Stored data

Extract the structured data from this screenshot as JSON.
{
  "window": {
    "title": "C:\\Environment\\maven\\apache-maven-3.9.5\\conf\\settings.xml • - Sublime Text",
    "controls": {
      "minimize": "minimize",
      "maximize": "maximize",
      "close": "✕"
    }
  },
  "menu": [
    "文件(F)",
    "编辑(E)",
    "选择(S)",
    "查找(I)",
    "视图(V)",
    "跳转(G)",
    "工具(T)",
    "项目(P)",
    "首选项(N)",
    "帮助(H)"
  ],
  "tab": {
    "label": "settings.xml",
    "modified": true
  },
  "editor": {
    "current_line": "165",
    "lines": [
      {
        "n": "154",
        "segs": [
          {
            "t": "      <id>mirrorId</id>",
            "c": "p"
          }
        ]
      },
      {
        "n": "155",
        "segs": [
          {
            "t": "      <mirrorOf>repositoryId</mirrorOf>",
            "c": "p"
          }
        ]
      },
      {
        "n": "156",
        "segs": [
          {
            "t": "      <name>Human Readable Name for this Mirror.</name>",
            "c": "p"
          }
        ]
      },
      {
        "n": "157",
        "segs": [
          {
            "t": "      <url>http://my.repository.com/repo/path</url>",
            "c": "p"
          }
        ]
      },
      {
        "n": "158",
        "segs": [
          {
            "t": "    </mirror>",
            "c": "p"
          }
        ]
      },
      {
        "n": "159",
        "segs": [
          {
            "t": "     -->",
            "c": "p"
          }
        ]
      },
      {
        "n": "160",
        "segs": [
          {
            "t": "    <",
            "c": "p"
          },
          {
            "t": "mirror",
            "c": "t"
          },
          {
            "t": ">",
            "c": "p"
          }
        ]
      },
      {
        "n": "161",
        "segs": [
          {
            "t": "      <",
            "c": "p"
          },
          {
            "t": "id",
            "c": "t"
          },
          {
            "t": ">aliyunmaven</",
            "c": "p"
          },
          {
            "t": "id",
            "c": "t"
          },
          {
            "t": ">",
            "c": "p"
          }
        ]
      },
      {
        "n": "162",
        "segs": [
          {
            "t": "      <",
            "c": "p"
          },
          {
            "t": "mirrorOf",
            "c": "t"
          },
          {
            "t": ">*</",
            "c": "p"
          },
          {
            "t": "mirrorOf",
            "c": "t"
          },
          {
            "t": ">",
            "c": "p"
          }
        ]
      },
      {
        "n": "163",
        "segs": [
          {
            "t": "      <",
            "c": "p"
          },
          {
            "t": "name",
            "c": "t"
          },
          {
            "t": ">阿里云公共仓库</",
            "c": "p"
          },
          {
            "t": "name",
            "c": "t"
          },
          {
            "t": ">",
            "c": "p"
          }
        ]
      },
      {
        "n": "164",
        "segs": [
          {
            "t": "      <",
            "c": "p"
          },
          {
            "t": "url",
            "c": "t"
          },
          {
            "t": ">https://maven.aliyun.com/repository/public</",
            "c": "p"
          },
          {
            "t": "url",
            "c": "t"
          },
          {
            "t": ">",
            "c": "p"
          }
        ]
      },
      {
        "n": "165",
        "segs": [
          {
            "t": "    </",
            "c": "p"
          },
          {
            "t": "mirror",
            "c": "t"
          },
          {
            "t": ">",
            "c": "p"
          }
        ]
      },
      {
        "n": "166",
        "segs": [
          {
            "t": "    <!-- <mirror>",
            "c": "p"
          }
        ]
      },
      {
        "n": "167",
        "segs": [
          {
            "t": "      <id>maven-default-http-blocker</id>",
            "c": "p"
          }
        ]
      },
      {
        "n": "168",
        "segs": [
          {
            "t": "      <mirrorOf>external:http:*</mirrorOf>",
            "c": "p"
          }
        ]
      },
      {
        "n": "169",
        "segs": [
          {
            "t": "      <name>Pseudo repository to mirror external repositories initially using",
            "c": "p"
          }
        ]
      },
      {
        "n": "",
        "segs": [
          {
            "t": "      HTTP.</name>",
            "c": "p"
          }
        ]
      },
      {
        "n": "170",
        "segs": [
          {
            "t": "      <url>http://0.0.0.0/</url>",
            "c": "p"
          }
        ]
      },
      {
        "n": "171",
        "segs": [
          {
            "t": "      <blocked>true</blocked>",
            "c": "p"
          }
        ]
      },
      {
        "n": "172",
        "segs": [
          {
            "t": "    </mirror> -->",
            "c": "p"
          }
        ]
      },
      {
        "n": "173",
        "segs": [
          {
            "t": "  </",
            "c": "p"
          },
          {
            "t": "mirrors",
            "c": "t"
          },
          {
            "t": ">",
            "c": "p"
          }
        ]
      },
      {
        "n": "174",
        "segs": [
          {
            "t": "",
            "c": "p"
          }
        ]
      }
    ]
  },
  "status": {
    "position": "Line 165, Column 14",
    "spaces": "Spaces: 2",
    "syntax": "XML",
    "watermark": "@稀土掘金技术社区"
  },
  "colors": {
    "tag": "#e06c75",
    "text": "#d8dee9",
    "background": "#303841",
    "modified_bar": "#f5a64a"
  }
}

* [WHAT YOU ARE ASKED TO DO]: Your task is to quote all of the data word for word.

* [EXERCISE OUTPUT]:
Extract the structured data from this screenshot as JSON.
{
  "window": {
    "title": "C:\\Environment\\maven\\apache-maven-3.9.5\\conf\\settings.xml • - Sublime Text",
    "controls": {
      "minimize": "minimize",
      "maximize": "maximize",
      "close": "✕"
    }
  },
  "menu": [
    "文件(F)",
    "编辑(E)",
    "选择(S)",
    "查找(I)",
    "视图(V)",
    "跳转(G)",
    "工具(T)",
    "项目(P)",
    "首选项(N)",
    "帮助(H)"
  ],
  "tab": {
    "label": "settings.xml",
    "modified": true
  },
  "editor": {
    "current_line": "165",
    "lines": [
      {
        "n": "154",
        "segs": [
          {
            "t": "      <id>mirrorId</id>",
            "c": "p"
          }
        ]
      },
      {
        "n": "155",
        "segs": [
          {
            "t": "      <mirrorOf>repositoryId</mirrorOf>",
            "c": "p"
          }
        ]
      },
      {
        "n": "156",
        "segs": [
          {
            "t": "      <name>Human Readable Name for this Mirror.</name>",
            "c": "p"
          }
        ]
      },
      {
        "n": "157",
        "segs": [
          {
            "t": "      <url>http://my.repository.com/repo/path</url>",
            "c": "p"
          }
        ]
      },
      {
        "n": "158",
        "segs": [
          {
            "t": "    </mirror>",
            "c": "p"
          }
        ]
      },
      {
        "n": "159",
        "segs": [
          {
            "t": "     -->",
            "c": "p"
          }
        ]
      },
      {
        "n": "160",
        "segs": [
          {
            "t": "    <",
            "c": "p"
          },
          {
            "t": "mirror",
            "c": "t"
          },
          {
            "t": ">",
            "c": "p"
          }
        ]
      },
      {
        "n": "161",
        "segs": [
          {
            "t": "      <",
            "c": "p"
          },
          {
            "t": "id",
            "c": "t"
          },
          {
            "t": ">aliyunmaven</",
            "c": "p"
          },
          {
            "t": "id",
            "c": "t"
          },
          {
            "t": ">",
            "c": "p"
          }
        ]
      },
      {
        "n": "162",
        "segs": [
          {
            "t": "      <",
            "c": "p"
          },
          {
            "t": "mirrorOf",
            "c": "t"
          },
          {
            "t": ">*</",
            "c": "p"
          },
          {
            "t": "mirrorOf",
            "c": "t"
          },
          {
            "t": ">",
            "c": "p"
          }
        ]
      },
      {
        "n": "163",
        "segs": [
          {
            "t": "      <",
            "c": "p"
          },
          {
            "t": "name",
            "c": "t"
          },
          {
            "t": ">阿里云公共仓库</",
            "c": "p"
          },
          {
            "t": "name",
            "c": "t"
          },
          {
            "t": ">",
            "c": "p"
          }
        ]
      },
      {
        "n": "164",
        "segs": [
          {
            "t": "      <",
            "c": "p"
          },
          {
            "t": "url",
            "c": "t"
          },
          {
            "t": ">https://maven.aliyun.com/repository/public</",
            "c": "p"
          },
          {
            "t": "url",
            "c": "t"
          },
          {
            "t": ">",
            "c": "p"
          }
        ]
      },
      {
        "n": "165",
        "segs": [
          {
            "t": "    </",
            "c": "p"
          },
          {
            "t": "mirror",
            "c": "t"
          },
          {
            "t": ">",
            "c": "p"
          }
        ]
      },
      {
        "n": "166",
        "segs": [
          {
            "t": "    <!-- <mirror>",
            "c": "p"
          }
        ]
      },
      {
        "n": "167",
        "segs": [
          {
            "t": "      <id>maven-default-http-blocker</id>",
            "c": "p"
          }
        ]
      },
      {
        "n": "168",
        "segs": [
          {
            "t": "      <mirrorOf>external:http:*</mirrorOf>",
            "c": "p"
          }
        ]
      },
      {
        "n": "169",
        "segs": [
          {
            "t": "      <name>Pseudo repository to mirror external repositories initially using",
            "c": "p"
          }
        ]
      },
      {
        "n": "",
        "segs": [
          {
            "t": "      HTTP.</name>",
            "c": "p"
          }
        ]
      },
      {
        "n": "170",
        "segs": [
          {
            "t": "      <url>http://0.0.0.0/</url>",
            "c": "p"
          }
        ]
      },
      {
        "n": "171",
        "segs": [
          {
            "t": "      <blocked>true</blocked>",
            "c": "p"
          }
        ]
      },
      {
        "n": "172",
        "segs": [
          {
            "t": "    </mirror> -->",
            "c": "p"
          }
        ]
      },
      {
        "n": "173",
        "segs": [
          {
            "t": "  </",
            "c": "p"
          },
          {
            "t": "mirrors",
            "c": "t"
          },
          {
            "t": ">",
            "c": "p"
          }
        ]
      },
      {
        "n": "174",
        "segs": [
          {
            "t": "",
            "c": "p"
          }
        ]
      }
    ]
  },
  "status": {
    "position": "Line 165, Column 14",
    "spaces": "Spaces: 2",
    "syntax": "XML",
    "watermark": "@稀土掘金技术社区"
  },
  "colors": {
    "tag": "#e06c75",
    "text": "#d8dee9",
    "background": "#303841",
    "modified_bar": "#f5a64a"
  }
}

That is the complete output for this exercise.